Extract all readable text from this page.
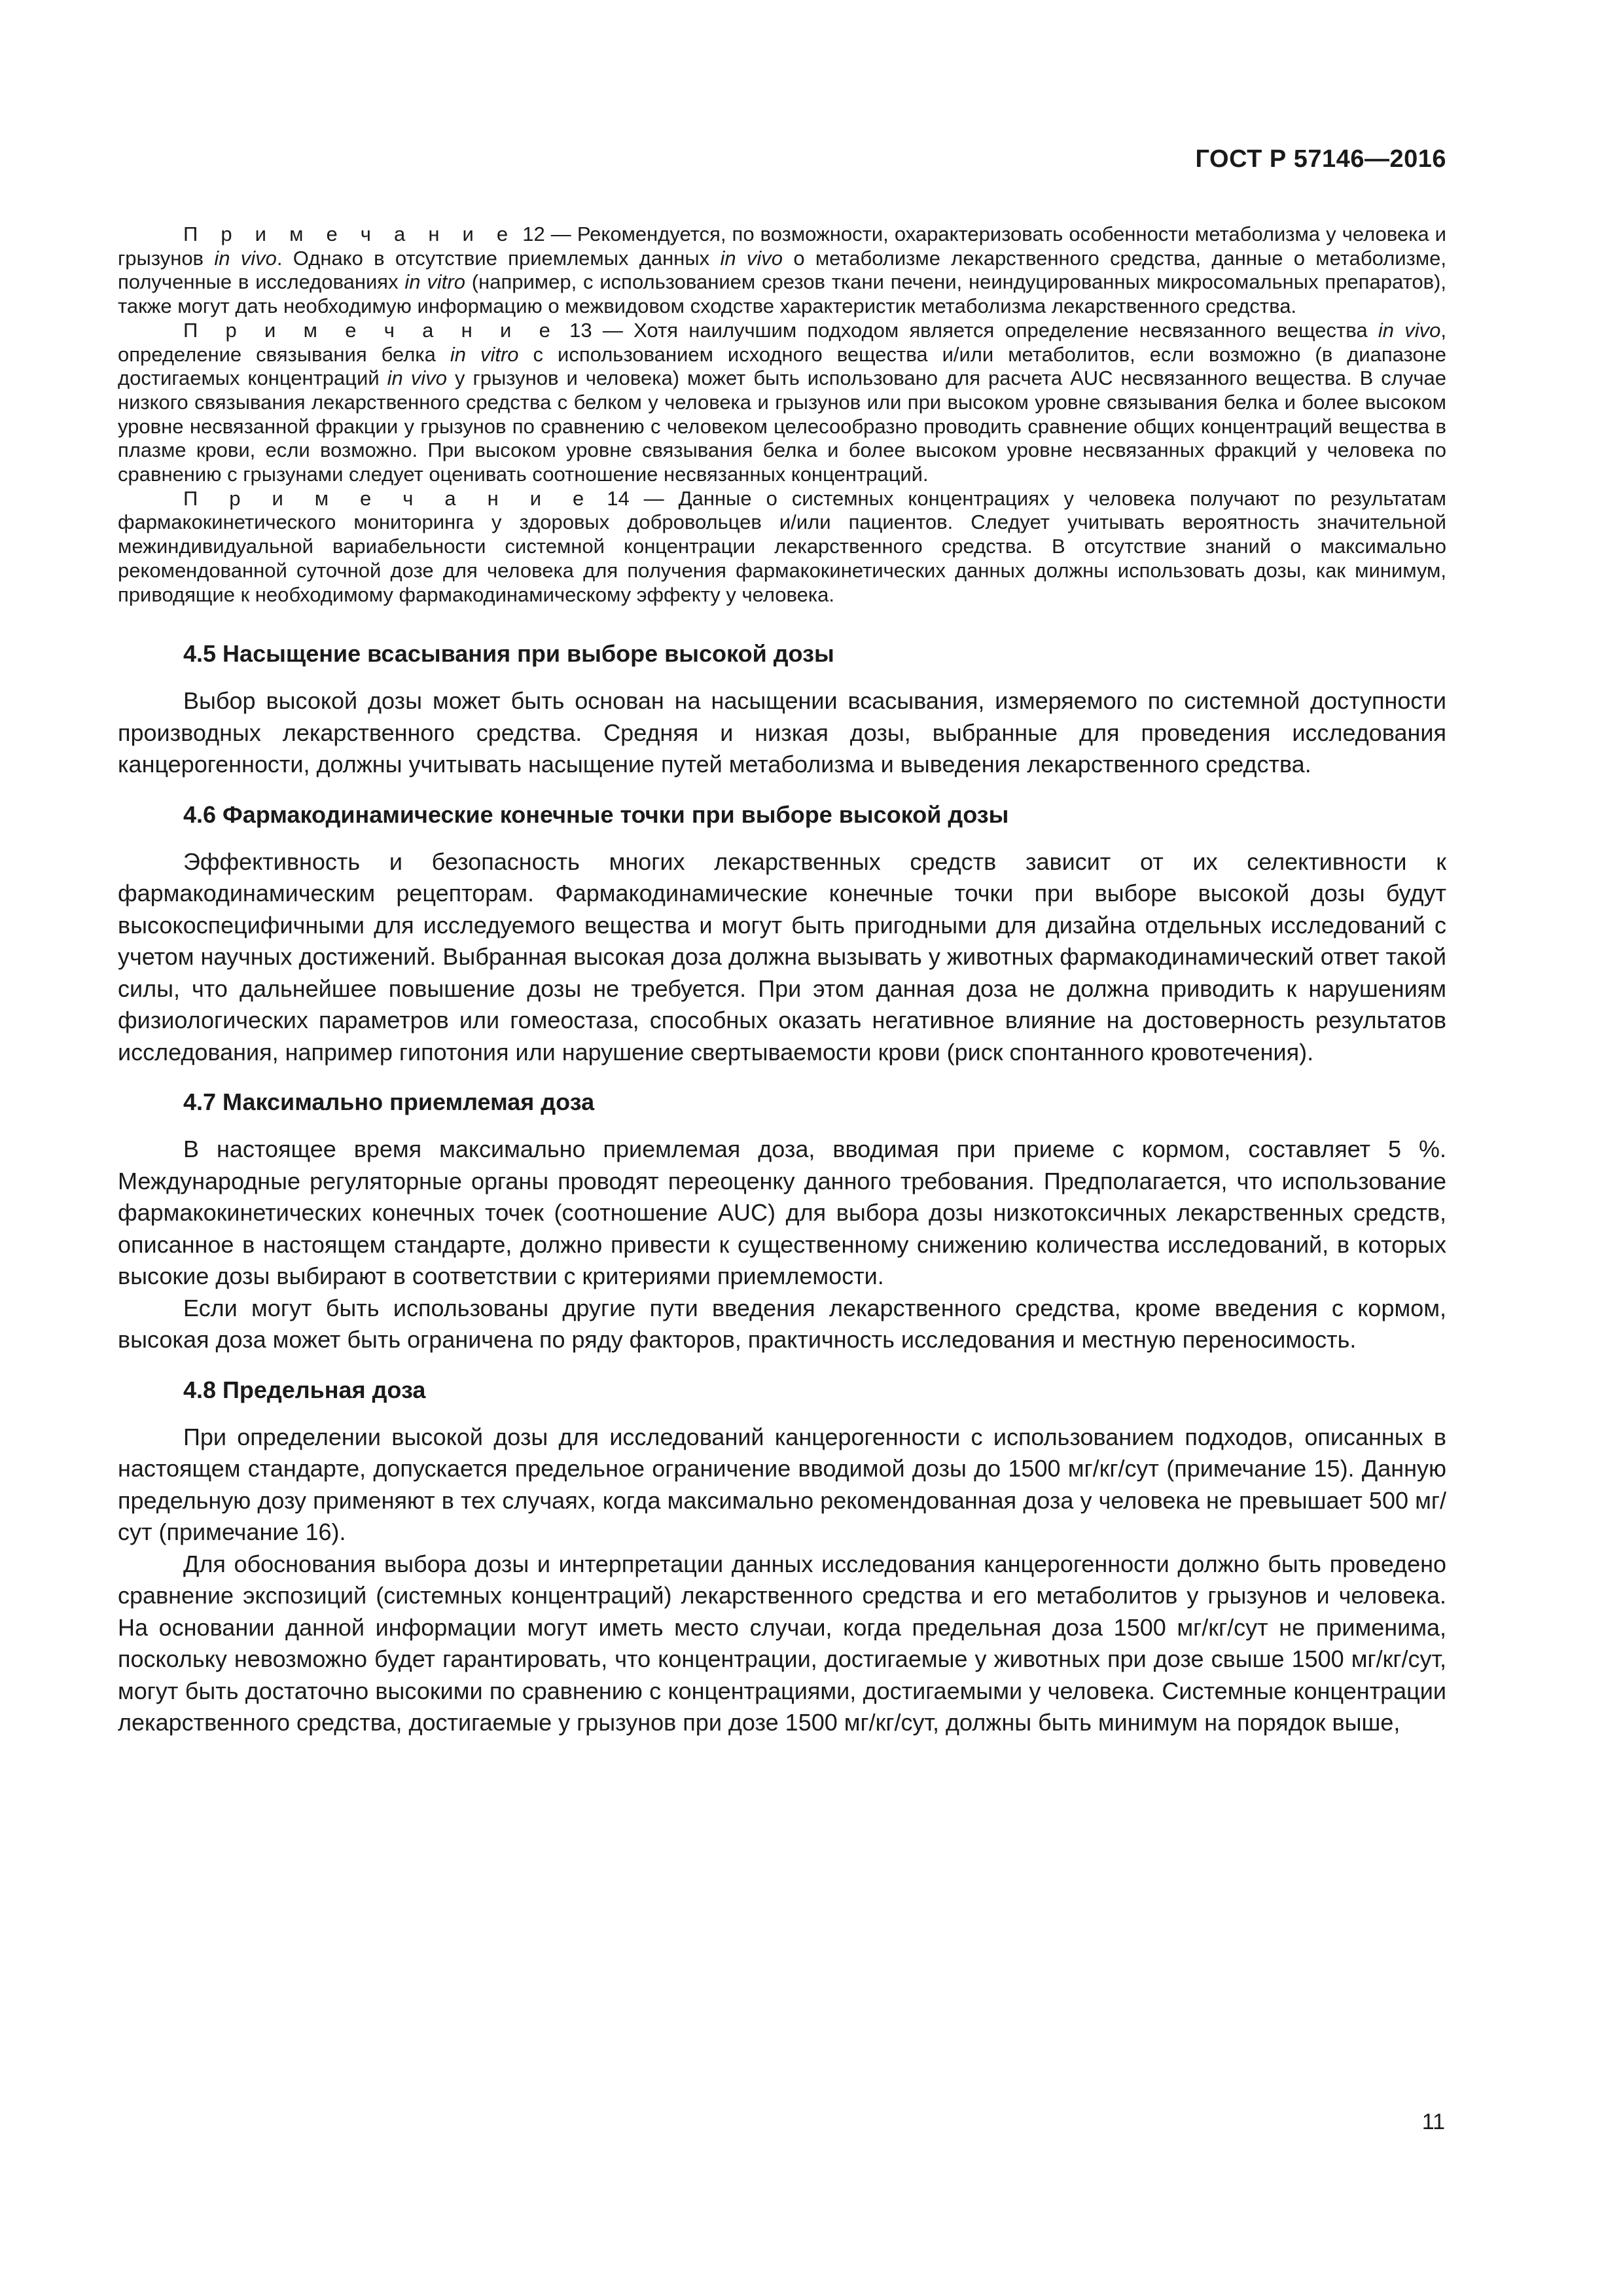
ГОСТ Р 57146—2016

П р и м е ч а н и е 12 — Рекомендуется, по возможности, охарактеризовать особенности метаболизма у человека и грызунов in vivo. Однако в отсутствие приемлемых данных in vivo о метаболизме лекарственного средства, данные о метаболизме, полученные в исследованиях in vitro (например, с использованием срезов ткани печени, неиндуцированных микросомальных препаратов), также могут дать необходимую информацию о межвидовом сходстве характеристик метаболизма лекарственного средства.

П р и м е ч а н и е 13 — Хотя наилучшим подходом является определение несвязанного вещества in vivo, определение связывания белка in vitro с использованием исходного вещества и/или метаболитов, если возможно (в диапазоне достигаемых концентраций in vivo у грызунов и человека) может быть использовано для расчета AUC несвязанного вещества. В случае низкого связывания лекарственного средства с белком у человека и грызунов или при высоком уровне связывания белка и более высоком уровне несвязанной фракции у грызунов по сравнению с человеком целесообразно проводить сравнение общих концентраций вещества в плазме крови, если возможно. При высоком уровне связывания белка и более высоком уровне несвязанных фракций у человека по сравнению с грызунами следует оценивать соотношение несвязанных концентраций.

П р и м е ч а н и е 14 — Данные о системных концентрациях у человека получают по результатам фармакокинетического мониторинга у здоровых добровольцев и/или пациентов. Следует учитывать вероятность значительной межиндивидуальной вариабельности системной концентрации лекарственного средства. В отсутствие знаний о максимально рекомендованной суточной дозе для человека для получения фармакокинетических данных должны использовать дозы, как минимум, приводящие к необходимому фармакодинамическому эффекту у человека.

4.5 Насыщение всасывания при выборе высокой дозы

Выбор высокой дозы может быть основан на насыщении всасывания, измеряемого по системной доступности производных лекарственного средства. Средняя и низкая дозы, выбранные для проведения исследования канцерогенности, должны учитывать насыщение путей метаболизма и выведения лекарственного средства.

4.6 Фармакодинамические конечные точки при выборе высокой дозы

Эффективность и безопасность многих лекарственных средств зависит от их селективности к фармакодинамическим рецепторам. Фармакодинамические конечные точки при выборе высокой дозы будут высокоспецифичными для исследуемого вещества и могут быть пригодными для дизайна отдельных исследований с учетом научных достижений. Выбранная высокая доза должна вызывать у животных фармакодинамический ответ такой силы, что дальнейшее повышение дозы не требуется. При этом данная доза не должна приводить к нарушениям физиологических параметров или гомеостаза, способных оказать негативное влияние на достоверность результатов исследования, например гипотония или нарушение свертываемости крови (риск спонтанного кровотечения).

4.7 Максимально приемлемая доза

В настоящее время максимально приемлемая доза, вводимая при приеме с кормом, составляет 5 %. Международные регуляторные органы проводят переоценку данного требования. Предполагается, что использование фармакокинетических конечных точек (соотношение AUC) для выбора дозы низкотоксичных лекарственных средств, описанное в настоящем стандарте, должно привести к существенному снижению количества исследований, в которых высокие дозы выбирают в соответствии с критериями приемлемости.

Если могут быть использованы другие пути введения лекарственного средства, кроме введения с кормом, высокая доза может быть ограничена по ряду факторов, практичность исследования и местную переносимость.

4.8 Предельная доза

При определении высокой дозы для исследований канцерогенности с использованием подходов, описанных в настоящем стандарте, допускается предельное ограничение вводимой дозы до 1500 мг/кг/сут (примечание 15). Данную предельную дозу применяют в тех случаях, когда максимально рекомендованная доза у человека не превышает 500 мг/сут (примечание 16).

Для обоснования выбора дозы и интерпретации данных исследования канцерогенности должно быть проведено сравнение экспозиций (системных концентраций) лекарственного средства и его метаболитов у грызунов и человека. На основании данной информации могут иметь место случаи, когда предельная доза 1500 мг/кг/сут не применима, поскольку невозможно будет гарантировать, что концентрации, достигаемые у животных при дозе свыше 1500 мг/кг/сут, могут быть достаточно высокими по сравнению с концентрациями, достигаемыми у человека. Системные концентрации лекарственного средства, достигаемые у грызунов при дозе 1500 мг/кг/сут, должны быть минимум на порядок выше,

11
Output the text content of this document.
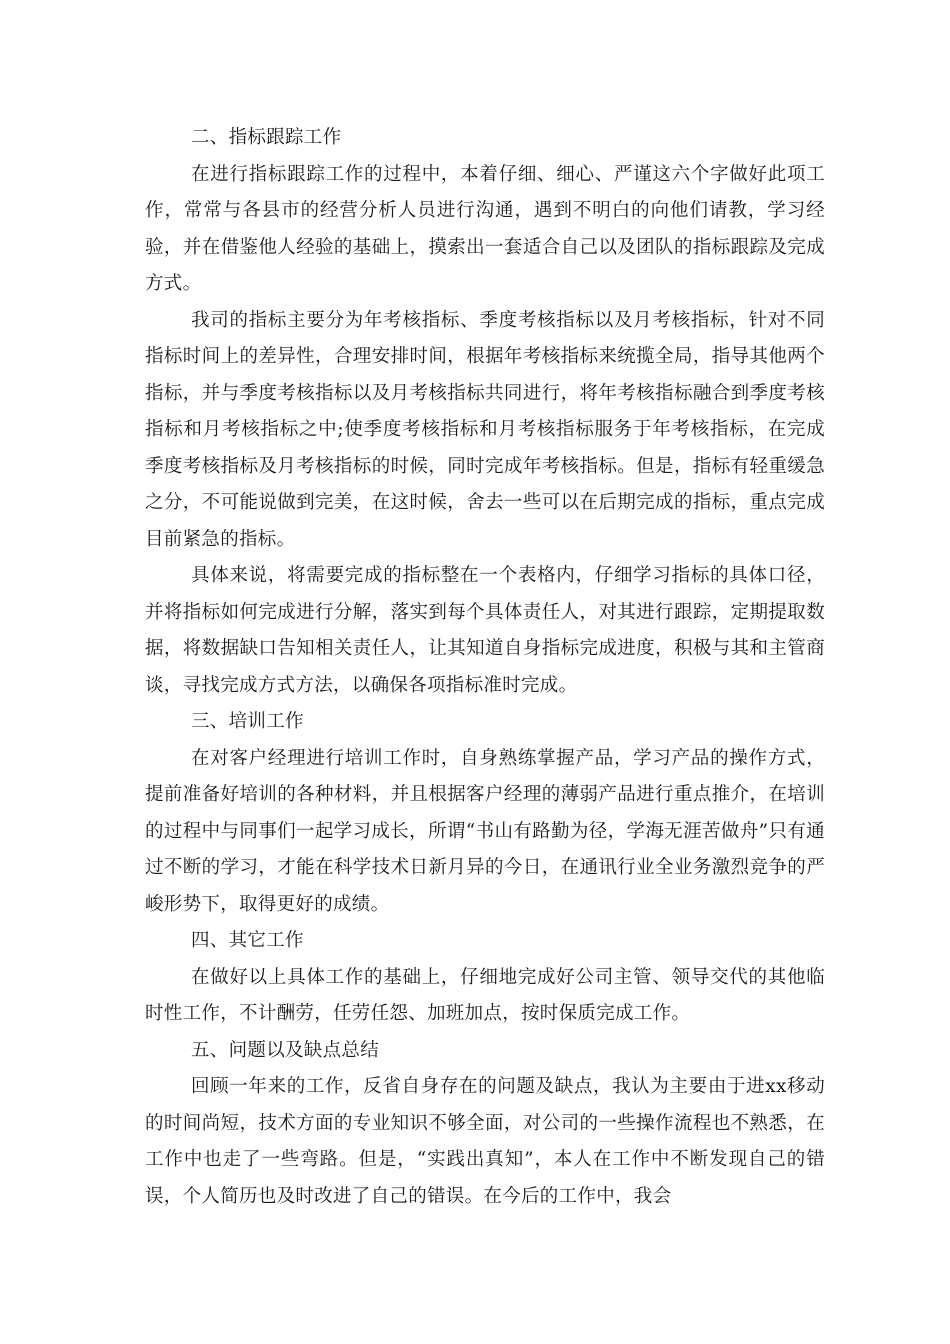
二、指标跟踪工作

在进行指标跟踪工作的过程中，本着仔细、细心、严谨这六个字做好此项工作，常常与各县市的经营分析人员进行沟通，遇到不明白的向他们请教，学习经验，并在借鉴他人经验的基础上，摸索出一套适合自己以及团队的指标跟踪及完成方式。

我司的指标主要分为年考核指标、季度考核指标以及月考核指标，针对不同指标时间上的差异性，合理安排时间，根据年考核指标来统揽全局，指导其他两个指标，并与季度考核指标以及月考核指标共同进行，将年考核指标融合到季度考核指标和月考核指标之中;使季度考核指标和月考核指标服务于年考核指标，在完成季度考核指标及月考核指标的时候，同时完成年考核指标。但是，指标有轻重缓急之分，不可能说做到完美，在这时候，舍去一些可以在后期完成的指标，重点完成目前紧急的指标。

具体来说，将需要完成的指标整在一个表格内，仔细学习指标的具体口径，并将指标如何完成进行分解，落实到每个具体责任人，对其进行跟踪，定期提取数据，将数据缺口告知相关责任人，让其知道自身指标完成进度，积极与其和主管商谈，寻找完成方式方法，以确保各项指标准时完成。

三、培训工作

在对客户经理进行培训工作时，自身熟练掌握产品，学习产品的操作方式，提前准备好培训的各种材料，并且根据客户经理的薄弱产品进行重点推介，在培训的过程中与同事们一起学习成长，所谓“书山有路勤为径，学海无涯苦做舟”只有通过不断的学习，才能在科学技术日新月异的今日，在通讯行业全业务激烈竞争的严峻形势下，取得更好的成绩。

四、其它工作

在做好以上具体工作的基础上，仔细地完成好公司主管、领导交代的其他临时性工作，不计酬劳，任劳任怨、加班加点，按时保质完成工作。

五、问题以及缺点总结

回顾一年来的工作，反省自身存在的问题及缺点，我认为主要由于进xx移动的时间尚短，技术方面的专业知识不够全面，对公司的一些操作流程也不熟悉，在工作中也走了一些弯路。但是，“实践出真知”，本人在工作中不断发现自己的错误，个人简历也及时改进了自己的错误。在今后的工作中，我会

## Directive
Copy every record above exactly as written, but leave out the pictures.

## Output for this exercise
Extract all readable text from this page.
ГОСТ Р 57146—2016

П р и м е ч а н и е 12 — Рекомендуется, по возможности, охарактеризовать особенности метаболизма у человека и грызунов in vivo. Однако в отсутствие приемлемых данных in vivo о метаболизме лекарственного средства, данные о метаболизме, полученные в исследованиях in vitro (например, с использованием срезов ткани печени, неиндуцированных микросомальных препаратов), также могут дать необходимую информацию о межвидовом сходстве характеристик метаболизма лекарственного средства.

П р и м е ч а н и е 13 — Хотя наилучшим подходом является определение несвязанного вещества in vivo, определение связывания белка in vitro с использованием исходного вещества и/или метаболитов, если возможно (в диапазоне достигаемых концентраций in vivo у грызунов и человека) может быть использовано для расчета AUC несвязанного вещества. В случае низкого связывания лекарственного средства с белком у человека и грызунов или при высоком уровне связывания белка и более высоком уровне несвязанной фракции у грызунов по сравнению с человеком целесообразно проводить сравнение общих концентраций вещества в плазме крови, если возможно. При высоком уровне связывания белка и более высоком уровне несвязанных фракций у человека по сравнению с грызунами следует оценивать соотношение несвязанных концентраций.

П р и м е ч а н и е 14 — Данные о системных концентрациях у человека получают по результатам фармакокинетического мониторинга у здоровых добровольцев и/или пациентов. Следует учитывать вероятность значительной межиндивидуальной вариабельности системной концентрации лекарственного средства. В отсутствие знаний о максимально рекомендованной суточной дозе для человека для получения фармакокинетических данных должны использовать дозы, как минимум, приводящие к необходимому фармакодинамическому эффекту у человека.

4.5 Насыщение всасывания при выборе высокой дозы

Выбор высокой дозы может быть основан на насыщении всасывания, измеряемого по системной доступности производных лекарственного средства. Средняя и низкая дозы, выбранные для проведения исследования канцерогенности, должны учитывать насыщение путей метаболизма и выведения лекарственного средства.

4.6 Фармакодинамические конечные точки при выборе высокой дозы

Эффективность и безопасность многих лекарственных средств зависит от их селективности к фармакодинамическим рецепторам. Фармакодинамические конечные точки при выборе высокой дозы будут высокоспецифичными для исследуемого вещества и могут быть пригодными для дизайна отдельных исследований с учетом научных достижений. Выбранная высокая доза должна вызывать у животных фармакодинамический ответ такой силы, что дальнейшее повышение дозы не требуется. При этом данная доза не должна приводить к нарушениям физиологических параметров или гомеостаза, способных оказать негативное влияние на достоверность результатов исследования, например гипотония или нарушение свертываемости крови (риск спонтанного кровотечения).

4.7 Максимально приемлемая доза

В настоящее время максимально приемлемая доза, вводимая при приеме с кормом, составляет 5 %. Международные регуляторные органы проводят переоценку данного требования. Предполагается, что использование фармакокинетических конечных точек (соотношение AUC) для выбора дозы низкотоксичных лекарственных средств, описанное в настоящем стандарте, должно привести к существенному снижению количества исследований, в которых высокие дозы выбирают в соответствии с критериями приемлемости.

Если могут быть использованы другие пути введения лекарственного средства, кроме введения с кормом, высокая доза может быть ограничена по ряду факторов, практичность исследования и местную переносимость.

4.8 Предельная доза

При определении высокой дозы для исследований канцерогенности с использованием подходов, описанных в настоящем стандарте, допускается предельное ограничение вводимой дозы до 1500 мг/кг/сут (примечание 15). Данную предельную дозу применяют в тех случаях, когда максимально рекомендованная доза у человека не превышает 500 мг/сут (примечание 16).

Для обоснования выбора дозы и интерпретации данных исследования канцерогенности должно быть проведено сравнение экспозиций (системных концентраций) лекарственного средства и его метаболитов у грызунов и человека. На основании данной информации могут иметь место случаи, когда предельная доза 1500 мг/кг/сут не применима, поскольку невозможно будет гарантировать, что концентрации, достигаемые у животных при дозе свыше 1500 мг/кг/сут, могут быть достаточно высокими по сравнению с концентрациями, достигаемыми у человека. Системные концентрации лекарственного средства, достигаемые у грызунов при дозе 1500 мг/кг/сут, должны быть минимум на порядок выше,

11
Output the text content of this document.
二、指标跟踪工作

在进行指标跟踪工作的过程中，本着仔细、细心、严谨这六个字做好此项工作，常常与各县市的经营分析人员进行沟通，遇到不明白的向他们请教，学习经验，并在借鉴他人经验的基础上，摸索出一套适合自己以及团队的指标跟踪及完成方式。

我司的指标主要分为年考核指标、季度考核指标以及月考核指标，针对不同指标时间上的差异性，合理安排时间，根据年考核指标来统揽全局，指导其他两个指标，并与季度考核指标以及月考核指标共同进行，将年考核指标融合到季度考核指标和月考核指标之中;使季度考核指标和月考核指标服务于年考核指标，在完成季度考核指标及月考核指标的时候，同时完成年考核指标。但是，指标有轻重缓急之分，不可能说做到完美，在这时候，舍去一些可以在后期完成的指标，重点完成目前紧急的指标。

具体来说，将需要完成的指标整在一个表格内，仔细学习指标的具体口径，并将指标如何完成进行分解，落实到每个具体责任人，对其进行跟踪，定期提取数据，将数据缺口告知相关责任人，让其知道自身指标完成进度，积极与其和主管商谈，寻找完成方式方法，以确保各项指标准时完成。

三、培训工作

在对客户经理进行培训工作时，自身熟练掌握产品，学习产品的操作方式，提前准备好培训的各种材料，并且根据客户经理的薄弱产品进行重点推介，在培训的过程中与同事们一起学习成长，所谓“书山有路勤为径，学海无涯苦做舟”只有通过不断的学习，才能在科学技术日新月异的今日，在通讯行业全业务激烈竞争的严峻形势下，取得更好的成绩。

四、其它工作

在做好以上具体工作的基础上，仔细地完成好公司主管、领导交代的其他临时性工作，不计酬劳，任劳任怨、加班加点，按时保质完成工作。

五、问题以及缺点总结

回顾一年来的工作，反省自身存在的问题及缺点，我认为主要由于进xx移动的时间尚短，技术方面的专业知识不够全面，对公司的一些操作流程也不熟悉，在工作中也走了一些弯路。但是，“实践出真知”，本人在工作中不断发现自己的错误，个人简历也及时改进了自己的错误。在今后的工作中，我会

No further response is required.